• _Page extract_:
When we are talking about vets affairs we are still mainly talking about the people who fought in Vietnam. Our treatment of them has been absolutely lamentable. There were my six best friends through primary school and through secondary school and my cousin, who was my best friend—a groomsman at my wedding. My cousin's best friend drank himself to death and his best friend was busily trying to drink himself to death. There are so many people that I know and am friends with who were treated so shabbily, and the great heroes who crushed communism are treated so shabbily.
Now, let me turn to the DVA. I urge the minister to consider that it has failed. You could not watch that 60 Minutes show or the Four Corners show on people who did away with themselves. I thought the previous speaker was dead accurate in everything that he said. I just wish Mike Kelly were here as well to say these things. Clearly, it was the interaction with the DVA that caused the horrific results that were shown on 60 Minutes and Four Corners. I deliberately watched both programs and recorded one of them so I could watch it again, because I represent so many of these people. I represent the Northern Beaches of Townsville and I represent where a lot of veterans retired—the coast up to Cairns and Cairns itself. Some of those people come under my responsibility.

• _Dataset extract_:
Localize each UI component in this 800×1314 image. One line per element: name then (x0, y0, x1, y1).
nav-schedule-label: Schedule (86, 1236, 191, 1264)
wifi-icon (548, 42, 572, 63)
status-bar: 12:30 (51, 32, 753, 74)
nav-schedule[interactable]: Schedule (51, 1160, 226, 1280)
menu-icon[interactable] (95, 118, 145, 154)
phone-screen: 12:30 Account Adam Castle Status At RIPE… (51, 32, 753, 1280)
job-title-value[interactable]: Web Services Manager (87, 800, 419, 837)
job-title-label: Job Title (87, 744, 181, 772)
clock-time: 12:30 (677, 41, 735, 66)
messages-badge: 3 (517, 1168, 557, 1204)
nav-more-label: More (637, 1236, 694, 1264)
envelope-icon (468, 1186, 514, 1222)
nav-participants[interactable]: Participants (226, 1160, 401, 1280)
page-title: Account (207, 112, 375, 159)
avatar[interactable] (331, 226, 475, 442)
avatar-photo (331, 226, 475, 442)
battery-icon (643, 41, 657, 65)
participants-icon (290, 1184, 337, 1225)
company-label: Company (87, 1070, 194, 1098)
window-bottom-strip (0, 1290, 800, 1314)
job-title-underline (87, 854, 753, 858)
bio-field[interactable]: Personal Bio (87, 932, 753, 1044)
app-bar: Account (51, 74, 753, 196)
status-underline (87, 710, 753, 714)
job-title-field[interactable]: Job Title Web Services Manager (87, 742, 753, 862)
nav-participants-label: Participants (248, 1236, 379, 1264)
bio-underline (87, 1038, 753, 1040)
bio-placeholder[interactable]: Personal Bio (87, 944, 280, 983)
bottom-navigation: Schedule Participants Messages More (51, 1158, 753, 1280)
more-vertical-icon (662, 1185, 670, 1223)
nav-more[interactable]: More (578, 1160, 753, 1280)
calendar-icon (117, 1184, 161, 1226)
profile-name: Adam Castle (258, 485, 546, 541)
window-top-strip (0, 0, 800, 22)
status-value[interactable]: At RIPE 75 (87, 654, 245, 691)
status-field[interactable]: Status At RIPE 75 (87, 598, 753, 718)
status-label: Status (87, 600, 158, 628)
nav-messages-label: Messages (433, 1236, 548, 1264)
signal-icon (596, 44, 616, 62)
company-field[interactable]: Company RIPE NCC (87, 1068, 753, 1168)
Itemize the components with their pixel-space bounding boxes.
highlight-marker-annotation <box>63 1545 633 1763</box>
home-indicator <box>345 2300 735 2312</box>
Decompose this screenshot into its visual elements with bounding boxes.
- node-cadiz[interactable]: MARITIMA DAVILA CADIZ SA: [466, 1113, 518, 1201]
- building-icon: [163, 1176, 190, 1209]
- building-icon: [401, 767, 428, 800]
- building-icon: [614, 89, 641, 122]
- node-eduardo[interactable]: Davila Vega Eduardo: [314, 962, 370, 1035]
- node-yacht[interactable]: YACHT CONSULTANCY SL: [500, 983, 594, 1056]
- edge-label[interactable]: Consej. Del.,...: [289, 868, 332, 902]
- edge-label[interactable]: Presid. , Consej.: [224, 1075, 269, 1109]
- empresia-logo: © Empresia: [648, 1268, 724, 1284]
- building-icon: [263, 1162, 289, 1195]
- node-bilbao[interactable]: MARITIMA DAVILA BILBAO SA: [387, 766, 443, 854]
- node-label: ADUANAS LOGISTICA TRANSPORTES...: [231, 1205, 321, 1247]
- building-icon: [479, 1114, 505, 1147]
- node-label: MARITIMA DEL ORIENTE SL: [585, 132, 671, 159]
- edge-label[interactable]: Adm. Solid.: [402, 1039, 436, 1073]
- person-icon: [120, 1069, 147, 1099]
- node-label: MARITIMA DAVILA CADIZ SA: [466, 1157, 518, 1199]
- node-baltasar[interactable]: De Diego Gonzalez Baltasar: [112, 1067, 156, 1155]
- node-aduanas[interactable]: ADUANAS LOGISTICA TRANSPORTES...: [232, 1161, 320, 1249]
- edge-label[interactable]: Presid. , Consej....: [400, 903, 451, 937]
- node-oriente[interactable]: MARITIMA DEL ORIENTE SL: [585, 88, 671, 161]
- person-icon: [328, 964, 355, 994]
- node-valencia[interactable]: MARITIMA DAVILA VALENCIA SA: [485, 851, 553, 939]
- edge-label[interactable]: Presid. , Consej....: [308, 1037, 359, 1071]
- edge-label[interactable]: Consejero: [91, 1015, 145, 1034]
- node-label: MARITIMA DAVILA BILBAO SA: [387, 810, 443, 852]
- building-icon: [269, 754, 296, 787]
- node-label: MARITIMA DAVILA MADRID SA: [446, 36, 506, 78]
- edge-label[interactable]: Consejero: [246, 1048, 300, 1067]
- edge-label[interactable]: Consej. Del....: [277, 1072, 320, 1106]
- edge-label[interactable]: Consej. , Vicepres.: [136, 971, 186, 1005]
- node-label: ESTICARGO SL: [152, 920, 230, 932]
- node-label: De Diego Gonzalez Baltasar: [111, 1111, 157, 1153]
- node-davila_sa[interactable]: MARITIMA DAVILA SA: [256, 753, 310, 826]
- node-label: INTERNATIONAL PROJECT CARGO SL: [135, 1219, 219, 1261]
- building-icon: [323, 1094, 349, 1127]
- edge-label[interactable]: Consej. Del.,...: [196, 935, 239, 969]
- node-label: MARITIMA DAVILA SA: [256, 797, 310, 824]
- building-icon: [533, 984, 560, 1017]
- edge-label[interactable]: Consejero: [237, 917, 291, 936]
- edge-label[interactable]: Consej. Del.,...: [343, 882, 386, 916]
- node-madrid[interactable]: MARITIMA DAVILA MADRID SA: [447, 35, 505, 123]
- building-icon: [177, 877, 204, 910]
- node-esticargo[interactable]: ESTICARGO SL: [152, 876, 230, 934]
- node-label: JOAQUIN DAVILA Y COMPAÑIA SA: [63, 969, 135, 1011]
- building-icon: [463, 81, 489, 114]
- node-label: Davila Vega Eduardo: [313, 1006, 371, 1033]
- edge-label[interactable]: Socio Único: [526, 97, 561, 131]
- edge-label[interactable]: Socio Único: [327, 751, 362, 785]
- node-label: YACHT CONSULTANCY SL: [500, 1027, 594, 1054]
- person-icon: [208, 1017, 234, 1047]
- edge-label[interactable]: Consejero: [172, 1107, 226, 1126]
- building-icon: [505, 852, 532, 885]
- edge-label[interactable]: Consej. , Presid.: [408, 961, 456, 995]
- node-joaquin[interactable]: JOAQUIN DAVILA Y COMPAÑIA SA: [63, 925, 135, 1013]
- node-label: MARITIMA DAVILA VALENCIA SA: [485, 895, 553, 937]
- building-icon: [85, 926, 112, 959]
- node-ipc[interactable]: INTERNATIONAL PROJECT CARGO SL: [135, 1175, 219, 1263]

• _Activities_:
1/ Reproduce the part of the speech on veterans' affairs that begins at the words "Now, let me" and stops after "under my responsibility.".
2/ In the speech on veterans' affairs, why did the speaker record one of the two programs? Answer in one to three sentences.
3/ Write the next part of the speech on veterans' affairs, following on from its final sentence.

• _Exercise results_:
1/
Now, let me turn to the DVA. I urge the minister to consider that it has failed. You could not watch that 60 Minutes show or the Four Corners show on people who did away with themselves. I thought the previous speaker was dead accurate in everything that he said. I just wish Mike Kelly were here as well to say these things. Clearly, it was the interaction with the DVA that caused the horrific results that were shown on 60 Minutes and Four Corners. I deliberately watched both programs and recorded one of them so I could watch it again, because I represent so many of these people. I represent the Northern Beaches of Townsville and I represent where a lot of veterans retired—the coast up to Cairns and Cairns itself. Some of those people come under my responsibility.

2/ The speaker recorded one of them in order to watch it again. The reason given is that the speaker represents many of the people concerned, including in the Northern Beaches of Townsville and along the coast up to Cairns.

3/
Those of us at the coalface can clearly see a situation where anxiety comes in at a low level and then becomes a problem. They then go along and see the DVA, and then anxiety turns into trauma—and, from then on, we are in an absolute disaster zone. I don't know what transpires—and I'm not going to take up the time of the House going into what may transpire. All I can say is that the DVA is a department that has failed totally and miserably. There is only one way that this can be addressed, and I officially and publicly call upon the minister to abolish the department and replace it by a board, an authority, consisting of people who have actually fought in the wars and been in the Army—and a majority of them not senior ranking officers but NCOs and ORs.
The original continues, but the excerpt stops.